**Records**
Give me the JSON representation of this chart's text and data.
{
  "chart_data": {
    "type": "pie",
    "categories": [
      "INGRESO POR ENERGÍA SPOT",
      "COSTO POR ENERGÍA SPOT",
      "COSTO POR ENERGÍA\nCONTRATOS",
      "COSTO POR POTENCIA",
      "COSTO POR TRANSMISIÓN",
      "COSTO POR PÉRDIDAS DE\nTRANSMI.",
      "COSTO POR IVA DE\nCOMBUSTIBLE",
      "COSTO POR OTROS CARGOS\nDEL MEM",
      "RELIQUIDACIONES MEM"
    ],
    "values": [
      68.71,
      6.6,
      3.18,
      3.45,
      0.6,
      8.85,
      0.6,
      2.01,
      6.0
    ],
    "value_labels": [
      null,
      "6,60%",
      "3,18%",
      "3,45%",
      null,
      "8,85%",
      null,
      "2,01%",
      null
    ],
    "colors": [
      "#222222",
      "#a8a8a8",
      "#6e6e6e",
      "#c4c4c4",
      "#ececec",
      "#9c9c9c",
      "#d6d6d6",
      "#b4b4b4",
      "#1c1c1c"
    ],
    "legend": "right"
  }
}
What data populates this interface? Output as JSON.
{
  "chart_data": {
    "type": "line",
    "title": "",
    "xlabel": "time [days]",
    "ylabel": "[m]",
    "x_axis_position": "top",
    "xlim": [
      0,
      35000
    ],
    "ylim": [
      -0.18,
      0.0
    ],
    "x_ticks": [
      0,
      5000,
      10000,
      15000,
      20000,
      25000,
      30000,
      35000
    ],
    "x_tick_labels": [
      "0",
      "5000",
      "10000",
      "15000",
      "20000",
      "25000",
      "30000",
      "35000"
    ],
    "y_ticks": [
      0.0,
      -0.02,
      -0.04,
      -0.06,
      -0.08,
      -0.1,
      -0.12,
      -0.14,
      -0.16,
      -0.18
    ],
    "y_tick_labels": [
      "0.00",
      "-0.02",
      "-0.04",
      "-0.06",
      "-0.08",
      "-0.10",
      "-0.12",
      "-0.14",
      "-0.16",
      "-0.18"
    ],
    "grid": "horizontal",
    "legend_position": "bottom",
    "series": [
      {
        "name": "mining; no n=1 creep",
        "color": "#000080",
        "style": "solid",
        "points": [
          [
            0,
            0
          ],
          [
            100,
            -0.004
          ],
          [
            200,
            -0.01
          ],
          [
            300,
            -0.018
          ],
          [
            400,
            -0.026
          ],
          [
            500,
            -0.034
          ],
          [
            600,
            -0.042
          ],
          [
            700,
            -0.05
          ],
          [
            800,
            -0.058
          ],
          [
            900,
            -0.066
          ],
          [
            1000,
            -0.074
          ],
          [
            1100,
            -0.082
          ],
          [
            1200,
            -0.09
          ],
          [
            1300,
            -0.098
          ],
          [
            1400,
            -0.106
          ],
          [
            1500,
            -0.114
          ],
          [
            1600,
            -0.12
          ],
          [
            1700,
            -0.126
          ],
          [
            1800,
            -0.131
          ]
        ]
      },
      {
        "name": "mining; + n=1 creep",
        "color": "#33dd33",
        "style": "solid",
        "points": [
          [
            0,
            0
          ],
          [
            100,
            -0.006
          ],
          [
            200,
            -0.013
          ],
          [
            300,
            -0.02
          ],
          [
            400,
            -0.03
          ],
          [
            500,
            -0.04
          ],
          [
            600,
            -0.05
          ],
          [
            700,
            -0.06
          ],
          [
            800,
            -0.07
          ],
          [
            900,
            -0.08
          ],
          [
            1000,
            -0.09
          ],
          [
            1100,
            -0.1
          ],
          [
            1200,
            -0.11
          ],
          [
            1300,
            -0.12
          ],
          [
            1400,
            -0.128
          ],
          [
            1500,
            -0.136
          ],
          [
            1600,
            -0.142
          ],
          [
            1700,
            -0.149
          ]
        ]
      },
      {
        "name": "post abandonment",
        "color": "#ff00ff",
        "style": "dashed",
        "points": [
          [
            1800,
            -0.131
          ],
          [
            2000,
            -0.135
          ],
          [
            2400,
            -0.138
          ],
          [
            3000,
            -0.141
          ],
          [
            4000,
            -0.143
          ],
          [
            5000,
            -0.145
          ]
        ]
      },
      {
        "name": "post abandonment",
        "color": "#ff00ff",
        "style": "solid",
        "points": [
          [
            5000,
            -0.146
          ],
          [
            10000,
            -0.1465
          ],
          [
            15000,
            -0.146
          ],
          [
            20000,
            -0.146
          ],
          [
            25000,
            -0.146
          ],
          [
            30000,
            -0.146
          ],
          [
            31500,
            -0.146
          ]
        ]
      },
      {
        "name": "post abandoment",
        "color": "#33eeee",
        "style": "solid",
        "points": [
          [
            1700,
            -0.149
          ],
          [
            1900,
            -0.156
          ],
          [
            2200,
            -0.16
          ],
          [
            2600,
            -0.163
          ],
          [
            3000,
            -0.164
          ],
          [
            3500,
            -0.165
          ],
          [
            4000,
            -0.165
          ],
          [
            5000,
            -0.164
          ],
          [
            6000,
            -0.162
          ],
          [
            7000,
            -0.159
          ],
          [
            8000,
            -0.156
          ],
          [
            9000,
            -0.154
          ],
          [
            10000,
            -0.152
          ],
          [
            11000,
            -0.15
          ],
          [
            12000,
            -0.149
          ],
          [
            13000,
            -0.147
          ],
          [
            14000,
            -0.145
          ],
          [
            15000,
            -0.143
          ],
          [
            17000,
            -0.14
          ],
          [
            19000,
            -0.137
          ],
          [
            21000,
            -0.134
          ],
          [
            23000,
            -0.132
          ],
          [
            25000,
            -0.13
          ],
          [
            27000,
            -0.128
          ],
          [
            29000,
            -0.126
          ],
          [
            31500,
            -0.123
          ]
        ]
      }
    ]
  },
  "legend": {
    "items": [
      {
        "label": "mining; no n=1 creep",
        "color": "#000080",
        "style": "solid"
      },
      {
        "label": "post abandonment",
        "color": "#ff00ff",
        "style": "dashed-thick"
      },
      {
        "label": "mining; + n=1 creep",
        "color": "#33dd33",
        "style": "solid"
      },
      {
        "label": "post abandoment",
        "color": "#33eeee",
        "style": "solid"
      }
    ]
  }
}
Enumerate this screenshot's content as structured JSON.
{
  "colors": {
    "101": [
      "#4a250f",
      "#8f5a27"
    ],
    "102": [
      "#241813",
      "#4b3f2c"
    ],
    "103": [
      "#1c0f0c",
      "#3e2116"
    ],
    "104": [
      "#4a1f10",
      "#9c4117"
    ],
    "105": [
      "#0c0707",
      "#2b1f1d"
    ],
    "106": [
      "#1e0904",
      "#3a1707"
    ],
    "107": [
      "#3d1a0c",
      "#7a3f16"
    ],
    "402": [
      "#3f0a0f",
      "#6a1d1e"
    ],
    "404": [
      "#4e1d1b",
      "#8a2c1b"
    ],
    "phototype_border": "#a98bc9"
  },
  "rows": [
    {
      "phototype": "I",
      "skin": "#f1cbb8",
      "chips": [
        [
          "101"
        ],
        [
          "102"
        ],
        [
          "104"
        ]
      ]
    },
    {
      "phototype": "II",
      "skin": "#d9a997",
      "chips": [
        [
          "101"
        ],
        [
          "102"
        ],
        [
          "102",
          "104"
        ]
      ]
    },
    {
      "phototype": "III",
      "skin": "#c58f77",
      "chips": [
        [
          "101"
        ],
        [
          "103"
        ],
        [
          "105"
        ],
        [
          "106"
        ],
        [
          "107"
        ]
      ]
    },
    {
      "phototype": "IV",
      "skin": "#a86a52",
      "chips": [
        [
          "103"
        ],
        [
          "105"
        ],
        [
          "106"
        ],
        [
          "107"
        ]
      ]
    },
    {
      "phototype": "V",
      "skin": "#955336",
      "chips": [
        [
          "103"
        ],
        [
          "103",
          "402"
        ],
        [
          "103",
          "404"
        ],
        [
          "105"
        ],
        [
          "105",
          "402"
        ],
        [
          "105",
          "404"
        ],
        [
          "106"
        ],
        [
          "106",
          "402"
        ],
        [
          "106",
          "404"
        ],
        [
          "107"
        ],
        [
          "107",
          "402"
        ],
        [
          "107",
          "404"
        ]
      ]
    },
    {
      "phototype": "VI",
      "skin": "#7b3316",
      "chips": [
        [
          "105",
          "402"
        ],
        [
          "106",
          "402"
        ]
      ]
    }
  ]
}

**Problem description**
Report the number of lines holding the string "JSON", without any other words.

**Exercise response**
3